▸ Auflistungen von Rahmenkoordinaten:
"""

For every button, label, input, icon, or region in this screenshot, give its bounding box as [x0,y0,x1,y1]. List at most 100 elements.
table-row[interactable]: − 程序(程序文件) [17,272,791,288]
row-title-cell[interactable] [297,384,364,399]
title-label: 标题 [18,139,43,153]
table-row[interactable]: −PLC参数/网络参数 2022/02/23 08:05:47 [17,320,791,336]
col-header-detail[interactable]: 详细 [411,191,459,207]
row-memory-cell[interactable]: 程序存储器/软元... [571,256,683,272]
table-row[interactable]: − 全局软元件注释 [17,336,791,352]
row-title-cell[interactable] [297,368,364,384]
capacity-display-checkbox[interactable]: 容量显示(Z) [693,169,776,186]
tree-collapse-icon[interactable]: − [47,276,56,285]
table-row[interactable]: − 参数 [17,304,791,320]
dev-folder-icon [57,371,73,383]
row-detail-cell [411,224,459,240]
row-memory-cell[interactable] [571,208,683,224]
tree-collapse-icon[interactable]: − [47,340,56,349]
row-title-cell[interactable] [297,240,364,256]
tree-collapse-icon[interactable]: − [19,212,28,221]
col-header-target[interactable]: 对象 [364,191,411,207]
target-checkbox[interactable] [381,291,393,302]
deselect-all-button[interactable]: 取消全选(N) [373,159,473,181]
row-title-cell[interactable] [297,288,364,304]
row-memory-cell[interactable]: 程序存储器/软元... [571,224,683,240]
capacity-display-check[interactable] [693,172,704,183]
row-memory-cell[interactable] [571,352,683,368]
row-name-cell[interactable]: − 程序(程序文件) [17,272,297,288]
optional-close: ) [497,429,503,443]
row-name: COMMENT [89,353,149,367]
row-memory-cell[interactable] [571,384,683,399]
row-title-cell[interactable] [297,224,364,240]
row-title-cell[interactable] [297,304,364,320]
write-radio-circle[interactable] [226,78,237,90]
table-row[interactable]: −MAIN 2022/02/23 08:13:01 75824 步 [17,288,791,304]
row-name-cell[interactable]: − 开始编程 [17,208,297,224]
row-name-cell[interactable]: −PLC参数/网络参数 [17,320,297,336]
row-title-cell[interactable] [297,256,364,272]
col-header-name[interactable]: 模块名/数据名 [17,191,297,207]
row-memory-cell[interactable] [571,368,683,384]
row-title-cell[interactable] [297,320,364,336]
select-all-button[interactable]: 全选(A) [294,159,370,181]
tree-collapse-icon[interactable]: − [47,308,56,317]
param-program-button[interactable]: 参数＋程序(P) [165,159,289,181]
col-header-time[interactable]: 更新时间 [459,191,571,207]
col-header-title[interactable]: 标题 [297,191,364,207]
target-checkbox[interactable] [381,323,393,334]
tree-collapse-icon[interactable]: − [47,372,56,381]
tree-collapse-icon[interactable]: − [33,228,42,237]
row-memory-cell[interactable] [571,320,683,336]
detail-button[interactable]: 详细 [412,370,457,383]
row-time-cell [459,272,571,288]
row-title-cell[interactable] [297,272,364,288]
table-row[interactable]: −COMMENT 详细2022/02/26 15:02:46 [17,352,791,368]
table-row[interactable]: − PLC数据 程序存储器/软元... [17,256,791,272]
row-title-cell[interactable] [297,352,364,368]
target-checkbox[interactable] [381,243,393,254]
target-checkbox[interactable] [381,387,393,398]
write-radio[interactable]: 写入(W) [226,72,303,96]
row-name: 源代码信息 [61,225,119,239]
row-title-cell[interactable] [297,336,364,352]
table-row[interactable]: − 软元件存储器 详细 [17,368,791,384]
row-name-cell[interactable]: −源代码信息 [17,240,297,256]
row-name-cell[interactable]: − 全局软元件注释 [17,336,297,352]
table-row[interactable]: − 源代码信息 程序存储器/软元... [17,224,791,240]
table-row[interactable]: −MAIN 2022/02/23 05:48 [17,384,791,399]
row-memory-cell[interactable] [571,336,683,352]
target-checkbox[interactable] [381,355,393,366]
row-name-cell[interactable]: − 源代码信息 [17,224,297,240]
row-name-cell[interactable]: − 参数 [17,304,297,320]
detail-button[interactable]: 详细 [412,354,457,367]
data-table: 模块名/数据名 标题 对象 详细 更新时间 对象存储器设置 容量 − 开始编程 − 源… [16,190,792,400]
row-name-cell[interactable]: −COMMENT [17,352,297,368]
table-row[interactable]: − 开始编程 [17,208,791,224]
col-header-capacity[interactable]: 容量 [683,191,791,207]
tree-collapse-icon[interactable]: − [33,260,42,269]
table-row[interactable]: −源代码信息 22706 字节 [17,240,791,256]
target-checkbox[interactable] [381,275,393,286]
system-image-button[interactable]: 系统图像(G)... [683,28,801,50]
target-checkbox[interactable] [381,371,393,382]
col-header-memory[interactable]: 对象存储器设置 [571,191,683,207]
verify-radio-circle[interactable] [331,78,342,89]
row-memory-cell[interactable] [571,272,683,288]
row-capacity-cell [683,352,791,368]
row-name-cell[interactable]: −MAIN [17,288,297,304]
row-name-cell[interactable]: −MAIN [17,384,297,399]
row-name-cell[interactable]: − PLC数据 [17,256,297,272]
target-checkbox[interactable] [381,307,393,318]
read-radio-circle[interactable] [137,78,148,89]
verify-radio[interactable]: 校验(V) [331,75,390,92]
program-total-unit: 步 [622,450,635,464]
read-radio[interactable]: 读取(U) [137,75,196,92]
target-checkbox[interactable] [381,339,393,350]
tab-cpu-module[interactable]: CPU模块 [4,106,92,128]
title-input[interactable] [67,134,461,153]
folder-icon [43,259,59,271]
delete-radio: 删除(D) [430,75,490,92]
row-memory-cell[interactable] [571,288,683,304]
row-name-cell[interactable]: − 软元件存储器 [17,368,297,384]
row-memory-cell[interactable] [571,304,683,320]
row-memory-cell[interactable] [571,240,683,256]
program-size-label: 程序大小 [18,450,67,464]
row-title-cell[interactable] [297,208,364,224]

"""

▸ AUFGABENSTELLUNG:
Zitiere sämtliche obigen Datensätze Zeile für Zeile und ohne jede Abweichung.

▸ VOLLSTÄNDIGE LÖSUNG:
For every button, label, input, icon, or region in this screenshot, give its bounding box as [x0,y0,x1,y1]. List at most 100 elements.
table-row[interactable]: − 程序(程序文件) [17,272,791,288]
row-title-cell[interactable] [297,384,364,399]
title-label: 标题 [18,139,43,153]
table-row[interactable]: −PLC参数/网络参数 2022/02/23 08:05:47 [17,320,791,336]
col-header-detail[interactable]: 详细 [411,191,459,207]
row-memory-cell[interactable]: 程序存储器/软元... [571,256,683,272]
table-row[interactable]: − 全局软元件注释 [17,336,791,352]
row-title-cell[interactable] [297,368,364,384]
capacity-display-checkbox[interactable]: 容量显示(Z) [693,169,776,186]
tree-collapse-icon[interactable]: − [47,276,56,285]
table-row[interactable]: − 参数 [17,304,791,320]
dev-folder-icon [57,371,73,383]
row-detail-cell [411,224,459,240]
row-memory-cell[interactable] [571,208,683,224]
tree-collapse-icon[interactable]: − [47,340,56,349]
row-title-cell[interactable] [297,240,364,256]
tree-collapse-icon[interactable]: − [19,212,28,221]
col-header-target[interactable]: 对象 [364,191,411,207]
target-checkbox[interactable] [381,291,393,302]
deselect-all-button[interactable]: 取消全选(N) [373,159,473,181]
row-title-cell[interactable] [297,288,364,304]
row-memory-cell[interactable]: 程序存储器/软元... [571,224,683,240]
capacity-display-check[interactable] [693,172,704,183]
row-memory-cell[interactable] [571,352,683,368]
row-name-cell[interactable]: − 程序(程序文件) [17,272,297,288]
optional-close: ) [497,429,503,443]
row-name: COMMENT [89,353,149,367]
row-memory-cell[interactable] [571,384,683,399]
row-title-cell[interactable] [297,224,364,240]
row-title-cell[interactable] [297,304,364,320]
write-radio-circle[interactable] [226,78,237,90]
table-row[interactable]: −MAIN 2022/02/23 08:13:01 75824 步 [17,288,791,304]
row-name-cell[interactable]: − 开始编程 [17,208,297,224]
row-name-cell[interactable]: −PLC参数/网络参数 [17,320,297,336]
row-title-cell[interactable] [297,256,364,272]
col-header-name[interactable]: 模块名/数据名 [17,191,297,207]
row-memory-cell[interactable] [571,368,683,384]
row-title-cell[interactable] [297,320,364,336]
select-all-button[interactable]: 全选(A) [294,159,370,181]
tree-collapse-icon[interactable]: − [47,308,56,317]
param-program-button[interactable]: 参数＋程序(P) [165,159,289,181]
col-header-time[interactable]: 更新时间 [459,191,571,207]
col-header-title[interactable]: 标题 [297,191,364,207]
target-checkbox[interactable] [381,323,393,334]
tree-collapse-icon[interactable]: − [47,372,56,381]
tree-collapse-icon[interactable]: − [33,228,42,237]
row-memory-cell[interactable] [571,320,683,336]
detail-button[interactable]: 详细 [412,370,457,383]
row-time-cell [459,272,571,288]
row-title-cell[interactable] [297,272,364,288]
table-row[interactable]: −COMMENT 详细2022/02/26 15:02:46 [17,352,791,368]
table-row[interactable]: − PLC数据 程序存储器/软元... [17,256,791,272]
row-title-cell[interactable] [297,352,364,368]
target-checkbox[interactable] [381,243,393,254]
target-checkbox[interactable] [381,387,393,398]
write-radio[interactable]: 写入(W) [226,72,303,96]
row-name: 源代码信息 [61,225,119,239]
row-title-cell[interactable] [297,336,364,352]
table-row[interactable]: − 软元件存储器 详细 [17,368,791,384]
row-name-cell[interactable]: −源代码信息 [17,240,297,256]
row-name-cell[interactable]: − 全局软元件注释 [17,336,297,352]
table-row[interactable]: − 源代码信息 程序存储器/软元... [17,224,791,240]
table-row[interactable]: −MAIN 2022/02/23 05:48 [17,384,791,399]
row-memory-cell[interactable] [571,336,683,352]
target-checkbox[interactable] [381,355,393,366]
row-name-cell[interactable]: − 源代码信息 [17,224,297,240]
row-name-cell[interactable]: − 参数 [17,304,297,320]
detail-button[interactable]: 详细 [412,354,457,367]
data-table: 模块名/数据名 标题 对象 详细 更新时间 对象存储器设置 容量 − 开始编程 − 源… [16,190,792,400]
row-name-cell[interactable]: −COMMENT [17,352,297,368]
table-row[interactable]: − 开始编程 [17,208,791,224]
col-header-capacity[interactable]: 容量 [683,191,791,207]
tree-collapse-icon[interactable]: − [33,260,42,269]
table-row[interactable]: −源代码信息 22706 字节 [17,240,791,256]
target-checkbox[interactable] [381,275,393,286]
system-image-button[interactable]: 系统图像(G)... [683,28,801,50]
target-checkbox[interactable] [381,371,393,382]
col-header-memory[interactable]: 对象存储器设置 [571,191,683,207]
verify-radio-circle[interactable] [331,78,342,89]
row-memory-cell[interactable] [571,272,683,288]
row-capacity-cell [683,352,791,368]
row-name-cell[interactable]: −MAIN [17,288,297,304]
row-name-cell[interactable]: −MAIN [17,384,297,399]
row-name-cell[interactable]: − PLC数据 [17,256,297,272]
target-checkbox[interactable] [381,307,393,318]
read-radio-circle[interactable] [137,78,148,89]
verify-radio[interactable]: 校验(V) [331,75,390,92]
program-total-unit: 步 [622,450,635,464]
read-radio[interactable]: 读取(U) [137,75,196,92]
target-checkbox[interactable] [381,339,393,350]
tab-cpu-module[interactable]: CPU模块 [4,106,92,128]
title-input[interactable] [67,134,461,153]
folder-icon [43,259,59,271]
delete-radio: 删除(D) [430,75,490,92]
row-memory-cell[interactable] [571,288,683,304]
row-name-cell[interactable]: − 软元件存储器 [17,368,297,384]
row-memory-cell[interactable] [571,304,683,320]
row-memory-cell[interactable] [571,240,683,256]
program-size-label: 程序大小 [18,450,67,464]
row-title-cell[interactable] [297,208,364,224]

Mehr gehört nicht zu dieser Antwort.